EXERCISE AIM |
Scan the material below for the string "modulnordic", and copy every line where it shows up.

DATASET RECORDS |
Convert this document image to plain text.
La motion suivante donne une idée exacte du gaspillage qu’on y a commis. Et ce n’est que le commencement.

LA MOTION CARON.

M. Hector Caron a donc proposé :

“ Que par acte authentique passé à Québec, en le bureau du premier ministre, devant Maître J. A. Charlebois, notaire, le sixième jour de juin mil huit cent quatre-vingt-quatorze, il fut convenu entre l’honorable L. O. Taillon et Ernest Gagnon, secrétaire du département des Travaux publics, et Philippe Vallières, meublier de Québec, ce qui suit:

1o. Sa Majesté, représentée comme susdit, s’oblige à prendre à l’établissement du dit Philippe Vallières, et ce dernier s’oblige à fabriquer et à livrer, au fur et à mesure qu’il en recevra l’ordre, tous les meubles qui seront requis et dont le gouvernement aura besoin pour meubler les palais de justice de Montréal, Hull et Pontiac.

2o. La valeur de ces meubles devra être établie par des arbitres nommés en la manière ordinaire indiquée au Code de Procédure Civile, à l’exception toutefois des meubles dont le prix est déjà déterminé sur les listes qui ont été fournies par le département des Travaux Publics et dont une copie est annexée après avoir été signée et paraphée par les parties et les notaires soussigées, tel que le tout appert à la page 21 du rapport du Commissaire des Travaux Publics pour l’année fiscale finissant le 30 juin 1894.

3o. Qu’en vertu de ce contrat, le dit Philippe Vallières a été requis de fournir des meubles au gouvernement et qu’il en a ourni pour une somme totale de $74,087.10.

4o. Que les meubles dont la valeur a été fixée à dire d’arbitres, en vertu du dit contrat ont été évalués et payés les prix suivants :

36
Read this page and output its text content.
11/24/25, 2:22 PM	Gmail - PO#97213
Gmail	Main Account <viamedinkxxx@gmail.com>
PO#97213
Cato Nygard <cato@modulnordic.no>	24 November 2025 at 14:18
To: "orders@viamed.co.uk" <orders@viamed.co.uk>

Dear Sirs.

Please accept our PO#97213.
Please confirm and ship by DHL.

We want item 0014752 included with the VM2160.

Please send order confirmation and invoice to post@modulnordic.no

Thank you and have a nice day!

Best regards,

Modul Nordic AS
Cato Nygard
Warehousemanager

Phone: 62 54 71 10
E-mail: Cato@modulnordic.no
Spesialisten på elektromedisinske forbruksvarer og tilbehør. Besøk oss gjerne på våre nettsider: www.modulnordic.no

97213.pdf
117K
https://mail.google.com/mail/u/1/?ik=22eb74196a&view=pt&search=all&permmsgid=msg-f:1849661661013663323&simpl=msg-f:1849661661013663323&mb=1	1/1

EXERCISE RESULT |
Cato Nygard <cato@modulnordic.no>	24 November 2025 at 14:18
Please send order confirmation and invoice to post@modulnordic.no
E-mail: Cato@modulnordic.no
Spesialisten på elektromedisinske forbruksvarer og tilbehør. Besøk oss gjerne på våre nettsider: www.modulnordic.no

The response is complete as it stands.